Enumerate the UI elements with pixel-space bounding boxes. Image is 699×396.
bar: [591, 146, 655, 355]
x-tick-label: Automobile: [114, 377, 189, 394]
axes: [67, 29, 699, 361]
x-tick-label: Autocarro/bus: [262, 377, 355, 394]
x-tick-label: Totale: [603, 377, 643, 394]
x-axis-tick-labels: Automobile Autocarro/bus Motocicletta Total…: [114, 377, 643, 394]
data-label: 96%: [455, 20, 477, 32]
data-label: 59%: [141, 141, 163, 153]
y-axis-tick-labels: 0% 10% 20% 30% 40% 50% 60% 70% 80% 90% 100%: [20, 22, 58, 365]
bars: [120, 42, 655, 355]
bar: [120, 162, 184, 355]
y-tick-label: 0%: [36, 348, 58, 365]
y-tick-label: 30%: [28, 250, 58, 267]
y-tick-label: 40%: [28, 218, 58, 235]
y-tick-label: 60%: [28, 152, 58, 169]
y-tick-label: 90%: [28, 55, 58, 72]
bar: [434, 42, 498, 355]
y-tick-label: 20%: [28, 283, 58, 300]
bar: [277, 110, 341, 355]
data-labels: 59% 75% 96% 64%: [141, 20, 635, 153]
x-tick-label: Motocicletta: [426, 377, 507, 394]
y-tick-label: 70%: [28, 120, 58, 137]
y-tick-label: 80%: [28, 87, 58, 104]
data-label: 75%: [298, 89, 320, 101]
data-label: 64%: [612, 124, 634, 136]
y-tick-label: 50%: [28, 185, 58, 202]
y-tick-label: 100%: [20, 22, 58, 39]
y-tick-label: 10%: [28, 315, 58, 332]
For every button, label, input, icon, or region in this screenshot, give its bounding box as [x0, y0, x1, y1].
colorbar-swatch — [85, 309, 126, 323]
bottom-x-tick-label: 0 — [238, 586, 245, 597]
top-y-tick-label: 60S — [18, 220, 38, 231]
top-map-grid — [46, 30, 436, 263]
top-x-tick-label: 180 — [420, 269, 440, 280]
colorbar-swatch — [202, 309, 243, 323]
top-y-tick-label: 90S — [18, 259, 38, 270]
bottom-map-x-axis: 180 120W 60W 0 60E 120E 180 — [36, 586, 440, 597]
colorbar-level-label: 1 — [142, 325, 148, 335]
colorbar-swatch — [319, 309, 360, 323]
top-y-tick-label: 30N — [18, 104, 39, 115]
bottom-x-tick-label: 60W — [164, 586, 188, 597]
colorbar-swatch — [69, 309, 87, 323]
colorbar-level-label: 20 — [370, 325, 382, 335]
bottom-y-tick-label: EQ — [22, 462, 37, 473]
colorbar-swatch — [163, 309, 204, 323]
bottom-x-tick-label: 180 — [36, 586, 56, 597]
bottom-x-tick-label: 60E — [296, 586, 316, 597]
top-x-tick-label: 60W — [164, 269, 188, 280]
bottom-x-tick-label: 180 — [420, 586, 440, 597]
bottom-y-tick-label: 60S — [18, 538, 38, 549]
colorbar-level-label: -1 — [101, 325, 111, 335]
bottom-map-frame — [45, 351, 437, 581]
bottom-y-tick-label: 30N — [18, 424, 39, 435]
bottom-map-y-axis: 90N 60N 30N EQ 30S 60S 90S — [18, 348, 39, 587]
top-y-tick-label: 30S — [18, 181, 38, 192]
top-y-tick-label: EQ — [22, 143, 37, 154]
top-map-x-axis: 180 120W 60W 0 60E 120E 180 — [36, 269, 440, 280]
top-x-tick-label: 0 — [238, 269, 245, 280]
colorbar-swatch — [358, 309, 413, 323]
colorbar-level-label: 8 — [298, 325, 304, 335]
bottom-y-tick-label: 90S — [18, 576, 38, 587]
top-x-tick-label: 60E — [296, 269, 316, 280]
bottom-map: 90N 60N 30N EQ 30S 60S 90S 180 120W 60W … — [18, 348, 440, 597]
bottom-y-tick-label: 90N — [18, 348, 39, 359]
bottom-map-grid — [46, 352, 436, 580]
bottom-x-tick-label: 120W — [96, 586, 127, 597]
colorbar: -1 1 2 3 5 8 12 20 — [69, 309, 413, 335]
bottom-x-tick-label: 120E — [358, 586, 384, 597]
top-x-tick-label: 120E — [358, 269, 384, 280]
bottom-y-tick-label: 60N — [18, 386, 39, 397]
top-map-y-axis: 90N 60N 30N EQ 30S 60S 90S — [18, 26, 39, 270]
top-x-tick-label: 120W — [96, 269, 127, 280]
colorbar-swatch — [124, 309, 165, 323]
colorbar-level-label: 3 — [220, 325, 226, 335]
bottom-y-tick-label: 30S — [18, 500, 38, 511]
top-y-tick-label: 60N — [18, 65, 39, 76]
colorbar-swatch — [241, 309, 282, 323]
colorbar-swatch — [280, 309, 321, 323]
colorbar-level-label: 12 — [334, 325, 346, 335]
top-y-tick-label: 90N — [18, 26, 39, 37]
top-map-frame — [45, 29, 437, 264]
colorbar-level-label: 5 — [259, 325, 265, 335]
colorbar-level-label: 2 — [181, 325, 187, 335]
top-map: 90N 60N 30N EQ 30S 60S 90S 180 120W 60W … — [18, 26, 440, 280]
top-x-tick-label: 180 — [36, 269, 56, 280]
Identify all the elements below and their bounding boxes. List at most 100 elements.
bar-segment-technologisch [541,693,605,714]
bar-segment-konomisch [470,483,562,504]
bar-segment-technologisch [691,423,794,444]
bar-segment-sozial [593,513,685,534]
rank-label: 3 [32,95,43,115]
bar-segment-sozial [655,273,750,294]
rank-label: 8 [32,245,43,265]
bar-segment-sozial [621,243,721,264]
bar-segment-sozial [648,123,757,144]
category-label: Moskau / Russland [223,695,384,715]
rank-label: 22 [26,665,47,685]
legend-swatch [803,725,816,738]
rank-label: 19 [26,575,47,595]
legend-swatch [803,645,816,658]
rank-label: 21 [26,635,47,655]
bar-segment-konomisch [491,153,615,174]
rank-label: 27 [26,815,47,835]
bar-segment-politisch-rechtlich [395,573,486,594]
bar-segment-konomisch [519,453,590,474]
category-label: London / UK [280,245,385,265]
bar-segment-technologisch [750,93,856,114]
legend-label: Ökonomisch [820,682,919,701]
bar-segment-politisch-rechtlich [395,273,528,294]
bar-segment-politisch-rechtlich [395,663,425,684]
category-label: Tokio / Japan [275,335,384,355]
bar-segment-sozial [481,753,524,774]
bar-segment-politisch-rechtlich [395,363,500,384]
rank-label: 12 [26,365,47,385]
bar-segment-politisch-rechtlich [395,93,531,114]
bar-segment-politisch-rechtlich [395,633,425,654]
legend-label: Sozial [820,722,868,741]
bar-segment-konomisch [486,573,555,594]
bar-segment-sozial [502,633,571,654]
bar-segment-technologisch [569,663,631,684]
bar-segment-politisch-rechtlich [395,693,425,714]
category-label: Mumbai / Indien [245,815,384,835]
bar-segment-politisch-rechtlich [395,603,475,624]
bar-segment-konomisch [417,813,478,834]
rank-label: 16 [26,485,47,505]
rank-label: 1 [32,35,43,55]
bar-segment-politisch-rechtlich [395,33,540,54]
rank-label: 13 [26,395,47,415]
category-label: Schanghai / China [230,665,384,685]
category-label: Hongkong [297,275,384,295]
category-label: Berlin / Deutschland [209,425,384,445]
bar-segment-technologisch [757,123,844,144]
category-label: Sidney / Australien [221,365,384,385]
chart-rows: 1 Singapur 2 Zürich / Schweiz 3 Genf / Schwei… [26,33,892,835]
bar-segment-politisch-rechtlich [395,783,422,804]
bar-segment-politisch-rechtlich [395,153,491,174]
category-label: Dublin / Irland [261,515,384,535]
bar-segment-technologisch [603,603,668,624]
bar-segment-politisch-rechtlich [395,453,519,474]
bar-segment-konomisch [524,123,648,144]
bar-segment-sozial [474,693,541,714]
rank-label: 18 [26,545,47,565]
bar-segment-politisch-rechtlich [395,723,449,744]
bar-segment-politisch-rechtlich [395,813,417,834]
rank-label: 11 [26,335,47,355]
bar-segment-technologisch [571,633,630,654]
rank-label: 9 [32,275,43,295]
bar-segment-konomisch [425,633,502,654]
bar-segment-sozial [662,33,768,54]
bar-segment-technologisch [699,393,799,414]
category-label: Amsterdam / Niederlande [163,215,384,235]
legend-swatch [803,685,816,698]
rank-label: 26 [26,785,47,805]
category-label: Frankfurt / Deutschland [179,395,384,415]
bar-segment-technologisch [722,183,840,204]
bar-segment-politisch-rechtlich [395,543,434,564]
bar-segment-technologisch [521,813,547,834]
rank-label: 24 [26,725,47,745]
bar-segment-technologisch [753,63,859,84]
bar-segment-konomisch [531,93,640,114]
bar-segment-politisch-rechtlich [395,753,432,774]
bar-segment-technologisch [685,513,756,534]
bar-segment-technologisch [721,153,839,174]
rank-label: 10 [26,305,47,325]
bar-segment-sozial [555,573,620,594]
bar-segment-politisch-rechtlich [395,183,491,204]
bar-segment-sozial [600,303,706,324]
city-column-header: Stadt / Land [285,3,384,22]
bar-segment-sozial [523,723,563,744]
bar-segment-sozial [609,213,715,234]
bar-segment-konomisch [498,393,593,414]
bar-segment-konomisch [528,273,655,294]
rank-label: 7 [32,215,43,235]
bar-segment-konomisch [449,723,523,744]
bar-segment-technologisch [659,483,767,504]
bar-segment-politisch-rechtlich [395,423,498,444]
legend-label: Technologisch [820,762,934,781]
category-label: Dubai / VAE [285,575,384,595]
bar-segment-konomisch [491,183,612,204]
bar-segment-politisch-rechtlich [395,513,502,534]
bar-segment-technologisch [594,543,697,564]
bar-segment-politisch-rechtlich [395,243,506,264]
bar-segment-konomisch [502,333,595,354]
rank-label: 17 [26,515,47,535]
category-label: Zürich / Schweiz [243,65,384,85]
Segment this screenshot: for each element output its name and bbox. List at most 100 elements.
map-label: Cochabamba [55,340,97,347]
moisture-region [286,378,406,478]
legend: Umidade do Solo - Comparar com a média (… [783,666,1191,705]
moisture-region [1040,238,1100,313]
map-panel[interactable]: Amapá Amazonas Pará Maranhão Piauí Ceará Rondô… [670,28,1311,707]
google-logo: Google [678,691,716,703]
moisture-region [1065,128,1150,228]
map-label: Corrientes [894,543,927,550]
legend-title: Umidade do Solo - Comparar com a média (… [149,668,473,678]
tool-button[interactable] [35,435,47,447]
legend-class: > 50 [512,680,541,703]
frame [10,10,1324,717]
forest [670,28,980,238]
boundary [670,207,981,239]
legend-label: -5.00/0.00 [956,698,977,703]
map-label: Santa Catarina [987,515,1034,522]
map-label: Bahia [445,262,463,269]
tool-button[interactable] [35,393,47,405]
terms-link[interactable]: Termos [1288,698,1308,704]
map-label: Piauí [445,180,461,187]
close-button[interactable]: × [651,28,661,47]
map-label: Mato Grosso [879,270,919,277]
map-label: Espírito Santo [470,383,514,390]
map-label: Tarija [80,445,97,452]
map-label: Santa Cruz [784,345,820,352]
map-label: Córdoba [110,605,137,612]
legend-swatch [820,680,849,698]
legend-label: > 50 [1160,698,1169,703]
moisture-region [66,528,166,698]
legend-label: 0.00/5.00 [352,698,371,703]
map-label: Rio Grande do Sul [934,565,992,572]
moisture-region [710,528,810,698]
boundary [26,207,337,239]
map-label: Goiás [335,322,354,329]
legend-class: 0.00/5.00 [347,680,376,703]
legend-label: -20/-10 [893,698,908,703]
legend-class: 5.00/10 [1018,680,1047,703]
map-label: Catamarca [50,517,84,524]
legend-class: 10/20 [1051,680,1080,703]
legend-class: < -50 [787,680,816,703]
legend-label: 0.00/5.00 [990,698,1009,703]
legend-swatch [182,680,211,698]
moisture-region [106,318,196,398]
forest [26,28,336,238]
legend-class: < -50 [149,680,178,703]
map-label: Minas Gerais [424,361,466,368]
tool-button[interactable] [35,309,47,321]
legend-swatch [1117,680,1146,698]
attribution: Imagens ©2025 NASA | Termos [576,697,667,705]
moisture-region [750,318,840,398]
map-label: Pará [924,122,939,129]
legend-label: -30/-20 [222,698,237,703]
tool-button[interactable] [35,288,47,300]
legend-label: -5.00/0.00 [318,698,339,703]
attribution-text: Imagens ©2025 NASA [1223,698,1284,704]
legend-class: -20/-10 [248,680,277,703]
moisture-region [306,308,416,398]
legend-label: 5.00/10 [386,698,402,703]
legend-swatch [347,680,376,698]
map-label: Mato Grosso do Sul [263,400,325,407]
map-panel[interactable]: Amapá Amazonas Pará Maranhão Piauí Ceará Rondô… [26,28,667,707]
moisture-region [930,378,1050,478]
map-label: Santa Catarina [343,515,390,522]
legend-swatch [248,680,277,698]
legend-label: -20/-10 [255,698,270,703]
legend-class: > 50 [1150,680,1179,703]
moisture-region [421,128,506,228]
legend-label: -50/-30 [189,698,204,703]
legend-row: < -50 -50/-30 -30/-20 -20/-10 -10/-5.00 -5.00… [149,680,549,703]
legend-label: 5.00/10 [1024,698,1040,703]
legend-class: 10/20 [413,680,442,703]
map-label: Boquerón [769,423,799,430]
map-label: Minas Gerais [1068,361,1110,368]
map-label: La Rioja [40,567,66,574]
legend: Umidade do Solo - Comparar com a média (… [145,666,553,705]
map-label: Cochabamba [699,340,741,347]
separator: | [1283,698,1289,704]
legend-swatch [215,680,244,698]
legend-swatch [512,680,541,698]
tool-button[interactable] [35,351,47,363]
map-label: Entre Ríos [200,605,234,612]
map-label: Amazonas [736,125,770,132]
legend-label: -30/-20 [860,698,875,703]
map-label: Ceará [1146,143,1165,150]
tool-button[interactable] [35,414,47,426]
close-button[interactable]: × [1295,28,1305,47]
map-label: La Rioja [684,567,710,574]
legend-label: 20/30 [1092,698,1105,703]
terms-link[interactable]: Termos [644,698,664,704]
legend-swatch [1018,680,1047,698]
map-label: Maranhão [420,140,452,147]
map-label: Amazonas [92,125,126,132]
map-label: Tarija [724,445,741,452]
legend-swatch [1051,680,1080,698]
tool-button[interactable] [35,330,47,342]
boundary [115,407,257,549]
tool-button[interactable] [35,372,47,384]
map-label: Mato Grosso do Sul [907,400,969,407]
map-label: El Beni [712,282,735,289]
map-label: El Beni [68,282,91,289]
-- -- --
### Your instructions
Can you repeat the material word for word, starting with its very first line and going on through the line with "bottom-x-tick-label: 180 — [420, 586, 440, 597]", including both of those lines?

### Result
Enumerate the UI elements with pixel-space bounding boxes. Image is 699×396.
bar: [591, 146, 655, 355]
x-tick-label: Automobile: [114, 377, 189, 394]
axes: [67, 29, 699, 361]
x-tick-label: Autocarro/bus: [262, 377, 355, 394]
x-tick-label: Totale: [603, 377, 643, 394]
x-axis-tick-labels: Automobile Autocarro/bus Motocicletta Total…: [114, 377, 643, 394]
data-label: 96%: [455, 20, 477, 32]
data-label: 59%: [141, 141, 163, 153]
y-axis-tick-labels: 0% 10% 20% 30% 40% 50% 60% 70% 80% 90% 100%: [20, 22, 58, 365]
bars: [120, 42, 655, 355]
bar: [120, 162, 184, 355]
y-tick-label: 0%: [36, 348, 58, 365]
y-tick-label: 30%: [28, 250, 58, 267]
y-tick-label: 40%: [28, 218, 58, 235]
y-tick-label: 60%: [28, 152, 58, 169]
y-tick-label: 90%: [28, 55, 58, 72]
bar: [434, 42, 498, 355]
y-tick-label: 20%: [28, 283, 58, 300]
bar: [277, 110, 341, 355]
data-labels: 59% 75% 96% 64%: [141, 20, 635, 153]
x-tick-label: Motocicletta: [426, 377, 507, 394]
y-tick-label: 70%: [28, 120, 58, 137]
y-tick-label: 80%: [28, 87, 58, 104]
data-label: 75%: [298, 89, 320, 101]
data-label: 64%: [612, 124, 634, 136]
y-tick-label: 50%: [28, 185, 58, 202]
y-tick-label: 100%: [20, 22, 58, 39]
y-tick-label: 10%: [28, 315, 58, 332]
For every button, label, input, icon, or region in this screenshot, give its bounding box as [x0, y0, x1, y1].
colorbar-swatch — [85, 309, 126, 323]
bottom-x-tick-label: 0 — [238, 586, 245, 597]
top-y-tick-label: 60S — [18, 220, 38, 231]
top-map-grid — [46, 30, 436, 263]
top-x-tick-label: 180 — [420, 269, 440, 280]
colorbar-swatch — [202, 309, 243, 323]
top-y-tick-label: 90S — [18, 259, 38, 270]
bottom-map-x-axis: 180 120W 60W 0 60E 120E 180 — [36, 586, 440, 597]
colorbar-level-label: 1 — [142, 325, 148, 335]
colorbar-swatch — [319, 309, 360, 323]
top-y-tick-label: 30N — [18, 104, 39, 115]
bottom-x-tick-label: 60W — [164, 586, 188, 597]
colorbar-swatch — [69, 309, 87, 323]
colorbar-level-label: 20 — [370, 325, 382, 335]
bottom-y-tick-label: EQ — [22, 462, 37, 473]
colorbar-swatch — [163, 309, 204, 323]
bottom-x-tick-label: 180 — [36, 586, 56, 597]
bottom-x-tick-label: 60E — [296, 586, 316, 597]
top-x-tick-label: 60W — [164, 269, 188, 280]
bottom-x-tick-label: 180 — [420, 586, 440, 597]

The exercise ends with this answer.